:: Record set ::
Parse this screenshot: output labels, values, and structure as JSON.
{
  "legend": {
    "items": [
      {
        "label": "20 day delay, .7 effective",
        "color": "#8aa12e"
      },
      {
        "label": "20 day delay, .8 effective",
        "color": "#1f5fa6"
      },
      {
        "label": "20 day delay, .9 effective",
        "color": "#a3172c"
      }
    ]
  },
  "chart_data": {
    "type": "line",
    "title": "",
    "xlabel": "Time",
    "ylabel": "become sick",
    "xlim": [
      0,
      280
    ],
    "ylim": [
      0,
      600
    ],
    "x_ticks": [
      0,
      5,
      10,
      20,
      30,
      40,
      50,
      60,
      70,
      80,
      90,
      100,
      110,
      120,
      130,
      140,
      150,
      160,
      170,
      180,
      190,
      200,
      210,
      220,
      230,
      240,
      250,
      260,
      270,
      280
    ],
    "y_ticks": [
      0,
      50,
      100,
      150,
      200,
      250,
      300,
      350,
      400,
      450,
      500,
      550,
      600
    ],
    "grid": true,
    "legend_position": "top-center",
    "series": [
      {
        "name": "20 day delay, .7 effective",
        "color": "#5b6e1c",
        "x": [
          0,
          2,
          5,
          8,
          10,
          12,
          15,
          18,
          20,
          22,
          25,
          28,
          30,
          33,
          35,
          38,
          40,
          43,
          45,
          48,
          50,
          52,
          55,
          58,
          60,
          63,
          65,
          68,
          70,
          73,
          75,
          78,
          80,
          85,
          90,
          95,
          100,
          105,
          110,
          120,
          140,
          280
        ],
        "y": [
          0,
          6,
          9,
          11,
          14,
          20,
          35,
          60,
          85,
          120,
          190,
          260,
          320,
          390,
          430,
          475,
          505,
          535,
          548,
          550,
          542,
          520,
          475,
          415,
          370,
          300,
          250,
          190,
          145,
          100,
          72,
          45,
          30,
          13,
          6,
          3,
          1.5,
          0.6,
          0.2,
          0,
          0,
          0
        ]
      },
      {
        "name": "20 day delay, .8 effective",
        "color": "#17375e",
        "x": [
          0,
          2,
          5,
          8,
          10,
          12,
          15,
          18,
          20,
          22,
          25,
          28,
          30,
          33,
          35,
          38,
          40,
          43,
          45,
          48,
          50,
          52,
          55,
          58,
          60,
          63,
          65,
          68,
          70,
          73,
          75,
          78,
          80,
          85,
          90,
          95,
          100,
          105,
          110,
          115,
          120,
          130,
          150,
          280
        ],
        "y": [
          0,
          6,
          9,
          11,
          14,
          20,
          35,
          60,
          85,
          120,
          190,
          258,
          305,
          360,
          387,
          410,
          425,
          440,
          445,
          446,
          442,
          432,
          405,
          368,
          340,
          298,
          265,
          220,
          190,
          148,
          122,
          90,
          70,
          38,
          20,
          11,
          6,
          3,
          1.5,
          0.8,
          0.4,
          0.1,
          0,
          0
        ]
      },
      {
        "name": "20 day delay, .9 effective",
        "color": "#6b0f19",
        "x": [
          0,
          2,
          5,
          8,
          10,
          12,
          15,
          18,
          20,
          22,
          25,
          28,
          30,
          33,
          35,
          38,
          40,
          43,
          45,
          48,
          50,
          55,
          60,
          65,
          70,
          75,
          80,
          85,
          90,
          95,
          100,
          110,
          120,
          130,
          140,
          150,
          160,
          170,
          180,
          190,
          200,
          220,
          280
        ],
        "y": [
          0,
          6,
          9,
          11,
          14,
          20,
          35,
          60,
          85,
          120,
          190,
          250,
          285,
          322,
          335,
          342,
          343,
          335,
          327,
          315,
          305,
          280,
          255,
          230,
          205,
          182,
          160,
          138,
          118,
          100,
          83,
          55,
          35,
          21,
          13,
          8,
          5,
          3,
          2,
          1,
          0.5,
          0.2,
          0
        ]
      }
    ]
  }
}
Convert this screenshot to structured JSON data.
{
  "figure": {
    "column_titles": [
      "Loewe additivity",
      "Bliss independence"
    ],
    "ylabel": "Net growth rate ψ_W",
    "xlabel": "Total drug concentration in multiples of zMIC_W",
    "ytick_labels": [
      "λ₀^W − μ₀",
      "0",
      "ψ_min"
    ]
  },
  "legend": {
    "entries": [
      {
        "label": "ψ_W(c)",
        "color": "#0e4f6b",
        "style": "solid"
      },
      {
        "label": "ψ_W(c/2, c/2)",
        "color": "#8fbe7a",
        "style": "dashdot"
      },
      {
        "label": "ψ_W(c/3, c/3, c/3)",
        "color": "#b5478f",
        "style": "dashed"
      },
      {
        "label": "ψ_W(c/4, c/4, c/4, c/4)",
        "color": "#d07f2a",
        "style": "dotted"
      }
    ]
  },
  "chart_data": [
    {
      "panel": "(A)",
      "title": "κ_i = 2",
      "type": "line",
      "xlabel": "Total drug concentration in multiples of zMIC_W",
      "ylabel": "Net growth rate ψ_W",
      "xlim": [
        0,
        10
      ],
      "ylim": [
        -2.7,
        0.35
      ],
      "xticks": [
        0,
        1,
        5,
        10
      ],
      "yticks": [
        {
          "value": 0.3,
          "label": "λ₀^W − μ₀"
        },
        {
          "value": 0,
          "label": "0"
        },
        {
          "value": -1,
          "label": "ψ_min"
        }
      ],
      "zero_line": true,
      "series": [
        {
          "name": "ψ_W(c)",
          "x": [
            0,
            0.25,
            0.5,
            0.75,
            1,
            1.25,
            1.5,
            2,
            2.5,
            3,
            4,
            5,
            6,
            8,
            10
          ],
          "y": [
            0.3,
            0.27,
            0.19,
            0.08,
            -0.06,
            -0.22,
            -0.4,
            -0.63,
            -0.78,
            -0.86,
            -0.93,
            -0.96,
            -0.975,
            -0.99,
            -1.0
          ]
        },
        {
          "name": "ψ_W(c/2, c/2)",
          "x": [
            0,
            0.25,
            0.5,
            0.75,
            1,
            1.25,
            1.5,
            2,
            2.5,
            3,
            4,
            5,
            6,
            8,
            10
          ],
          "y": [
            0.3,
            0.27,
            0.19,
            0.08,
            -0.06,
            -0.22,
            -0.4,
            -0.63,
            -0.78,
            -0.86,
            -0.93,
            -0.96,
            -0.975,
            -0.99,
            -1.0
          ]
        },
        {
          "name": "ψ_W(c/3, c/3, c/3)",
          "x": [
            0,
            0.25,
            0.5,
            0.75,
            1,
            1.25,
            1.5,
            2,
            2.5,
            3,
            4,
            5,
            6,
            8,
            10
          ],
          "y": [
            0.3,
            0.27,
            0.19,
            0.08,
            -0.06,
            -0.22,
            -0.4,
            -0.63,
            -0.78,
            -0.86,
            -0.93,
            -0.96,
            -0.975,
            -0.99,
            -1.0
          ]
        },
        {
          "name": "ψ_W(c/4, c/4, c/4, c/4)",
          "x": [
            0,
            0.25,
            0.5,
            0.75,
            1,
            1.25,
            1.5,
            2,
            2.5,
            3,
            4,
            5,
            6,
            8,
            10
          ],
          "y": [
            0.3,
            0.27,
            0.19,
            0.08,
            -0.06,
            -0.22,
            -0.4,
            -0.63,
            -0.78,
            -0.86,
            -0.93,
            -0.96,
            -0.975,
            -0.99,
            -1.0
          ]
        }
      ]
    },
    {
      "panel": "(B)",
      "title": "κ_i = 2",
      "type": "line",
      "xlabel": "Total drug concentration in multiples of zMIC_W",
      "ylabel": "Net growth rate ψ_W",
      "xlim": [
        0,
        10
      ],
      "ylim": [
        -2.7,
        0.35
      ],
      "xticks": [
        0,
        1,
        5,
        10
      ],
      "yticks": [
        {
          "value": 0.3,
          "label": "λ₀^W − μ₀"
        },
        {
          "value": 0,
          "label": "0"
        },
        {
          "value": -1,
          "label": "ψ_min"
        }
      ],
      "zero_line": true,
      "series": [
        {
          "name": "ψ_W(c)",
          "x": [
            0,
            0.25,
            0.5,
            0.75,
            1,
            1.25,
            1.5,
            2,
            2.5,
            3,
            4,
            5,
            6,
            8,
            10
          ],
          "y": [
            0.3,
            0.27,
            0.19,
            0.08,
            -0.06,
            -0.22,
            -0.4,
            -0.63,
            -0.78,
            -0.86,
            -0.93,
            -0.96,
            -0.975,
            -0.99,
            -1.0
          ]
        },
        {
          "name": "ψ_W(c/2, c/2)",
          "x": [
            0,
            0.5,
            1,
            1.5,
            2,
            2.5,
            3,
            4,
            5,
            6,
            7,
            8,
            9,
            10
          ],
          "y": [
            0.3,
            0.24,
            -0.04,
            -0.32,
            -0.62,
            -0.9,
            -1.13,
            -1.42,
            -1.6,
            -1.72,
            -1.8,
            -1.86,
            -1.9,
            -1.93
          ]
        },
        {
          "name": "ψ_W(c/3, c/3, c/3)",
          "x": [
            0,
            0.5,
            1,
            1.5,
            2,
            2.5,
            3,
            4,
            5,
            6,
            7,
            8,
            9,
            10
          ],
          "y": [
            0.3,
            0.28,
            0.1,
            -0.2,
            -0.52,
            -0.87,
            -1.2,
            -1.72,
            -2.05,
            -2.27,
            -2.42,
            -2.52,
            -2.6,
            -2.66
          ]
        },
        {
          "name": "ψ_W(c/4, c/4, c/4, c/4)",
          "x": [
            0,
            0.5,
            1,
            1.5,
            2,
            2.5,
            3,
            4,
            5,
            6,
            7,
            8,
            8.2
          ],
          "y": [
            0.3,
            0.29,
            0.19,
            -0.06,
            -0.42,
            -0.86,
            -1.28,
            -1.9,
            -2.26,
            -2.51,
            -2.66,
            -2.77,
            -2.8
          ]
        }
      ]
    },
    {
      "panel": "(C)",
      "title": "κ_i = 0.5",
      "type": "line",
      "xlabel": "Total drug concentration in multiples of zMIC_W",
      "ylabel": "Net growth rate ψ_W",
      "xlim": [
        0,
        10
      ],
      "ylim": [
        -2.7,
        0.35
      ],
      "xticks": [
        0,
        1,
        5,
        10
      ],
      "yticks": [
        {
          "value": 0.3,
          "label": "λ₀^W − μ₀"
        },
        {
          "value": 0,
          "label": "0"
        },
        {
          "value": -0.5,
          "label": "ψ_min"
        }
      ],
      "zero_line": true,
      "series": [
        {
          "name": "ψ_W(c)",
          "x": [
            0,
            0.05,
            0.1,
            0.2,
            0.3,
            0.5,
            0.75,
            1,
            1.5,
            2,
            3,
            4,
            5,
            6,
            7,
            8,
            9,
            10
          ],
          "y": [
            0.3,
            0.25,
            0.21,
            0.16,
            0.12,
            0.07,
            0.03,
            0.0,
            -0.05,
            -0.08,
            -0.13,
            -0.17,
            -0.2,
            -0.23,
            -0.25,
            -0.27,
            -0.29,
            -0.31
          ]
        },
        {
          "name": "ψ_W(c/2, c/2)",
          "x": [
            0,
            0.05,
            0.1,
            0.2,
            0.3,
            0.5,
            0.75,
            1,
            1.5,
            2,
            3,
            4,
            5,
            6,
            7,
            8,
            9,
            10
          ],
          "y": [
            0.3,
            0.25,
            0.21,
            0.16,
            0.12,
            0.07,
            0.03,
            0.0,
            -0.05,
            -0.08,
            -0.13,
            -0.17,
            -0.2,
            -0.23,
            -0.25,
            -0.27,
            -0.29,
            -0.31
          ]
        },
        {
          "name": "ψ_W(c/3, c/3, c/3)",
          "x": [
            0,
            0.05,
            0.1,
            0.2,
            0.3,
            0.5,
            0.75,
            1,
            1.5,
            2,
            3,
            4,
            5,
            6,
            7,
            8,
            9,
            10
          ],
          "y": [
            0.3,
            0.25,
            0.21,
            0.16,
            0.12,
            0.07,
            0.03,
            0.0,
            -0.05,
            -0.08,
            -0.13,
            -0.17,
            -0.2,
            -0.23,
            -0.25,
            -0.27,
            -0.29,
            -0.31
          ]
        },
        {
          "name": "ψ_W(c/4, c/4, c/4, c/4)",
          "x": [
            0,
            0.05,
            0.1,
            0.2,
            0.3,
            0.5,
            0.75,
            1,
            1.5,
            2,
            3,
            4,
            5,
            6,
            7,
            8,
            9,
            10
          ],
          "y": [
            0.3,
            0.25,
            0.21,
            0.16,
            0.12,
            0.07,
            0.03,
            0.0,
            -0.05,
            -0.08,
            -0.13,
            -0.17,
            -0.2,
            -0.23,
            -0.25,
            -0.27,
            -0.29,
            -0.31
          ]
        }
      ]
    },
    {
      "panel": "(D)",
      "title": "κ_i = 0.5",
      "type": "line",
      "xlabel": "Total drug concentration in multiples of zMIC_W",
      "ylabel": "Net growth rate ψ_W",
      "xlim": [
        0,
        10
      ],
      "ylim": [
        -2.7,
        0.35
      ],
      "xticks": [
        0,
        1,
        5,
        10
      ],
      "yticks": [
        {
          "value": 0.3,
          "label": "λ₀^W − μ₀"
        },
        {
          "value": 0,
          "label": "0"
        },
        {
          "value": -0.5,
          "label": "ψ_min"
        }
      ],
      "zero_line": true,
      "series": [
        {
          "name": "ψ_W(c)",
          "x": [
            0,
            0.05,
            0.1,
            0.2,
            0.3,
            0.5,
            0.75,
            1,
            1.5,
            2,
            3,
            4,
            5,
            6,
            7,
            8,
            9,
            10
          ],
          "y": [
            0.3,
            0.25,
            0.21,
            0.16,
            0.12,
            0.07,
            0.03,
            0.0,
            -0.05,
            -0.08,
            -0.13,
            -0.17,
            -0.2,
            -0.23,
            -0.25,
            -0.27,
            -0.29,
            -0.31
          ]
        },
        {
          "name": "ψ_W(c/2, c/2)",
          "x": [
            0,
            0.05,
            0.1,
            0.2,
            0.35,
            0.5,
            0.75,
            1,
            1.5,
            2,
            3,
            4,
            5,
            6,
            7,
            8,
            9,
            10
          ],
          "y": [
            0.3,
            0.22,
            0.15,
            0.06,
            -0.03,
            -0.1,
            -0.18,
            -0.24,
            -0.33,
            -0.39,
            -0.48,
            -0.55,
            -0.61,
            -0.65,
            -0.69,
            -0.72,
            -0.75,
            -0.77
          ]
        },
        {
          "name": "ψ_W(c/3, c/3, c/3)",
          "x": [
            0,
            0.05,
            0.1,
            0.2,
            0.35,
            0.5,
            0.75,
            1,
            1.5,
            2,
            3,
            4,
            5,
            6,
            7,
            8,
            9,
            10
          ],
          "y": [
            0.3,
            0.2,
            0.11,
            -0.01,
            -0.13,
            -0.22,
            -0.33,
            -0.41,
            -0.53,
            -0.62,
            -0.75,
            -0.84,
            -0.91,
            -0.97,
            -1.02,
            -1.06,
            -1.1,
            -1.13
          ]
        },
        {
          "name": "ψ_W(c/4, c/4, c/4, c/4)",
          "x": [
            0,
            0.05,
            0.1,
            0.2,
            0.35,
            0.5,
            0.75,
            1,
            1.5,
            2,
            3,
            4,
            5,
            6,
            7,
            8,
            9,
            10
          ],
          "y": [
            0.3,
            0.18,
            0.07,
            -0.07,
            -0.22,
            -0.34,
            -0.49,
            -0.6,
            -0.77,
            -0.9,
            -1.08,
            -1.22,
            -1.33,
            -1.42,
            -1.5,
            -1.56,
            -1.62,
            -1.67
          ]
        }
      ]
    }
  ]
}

:: Written instruction ::
Within the listing above, find every line containing the string "color" and return it.

:: The reply ::
        "color": "#8aa12e"
        "color": "#1f5fa6"
        "color": "#a3172c"
        "color": "#5b6e1c",
        "color": "#17375e",
        "color": "#6b0f19",
        "color": "#0e4f6b",
        "color": "#8fbe7a",
        "color": "#b5478f",
        "color": "#d07f2a",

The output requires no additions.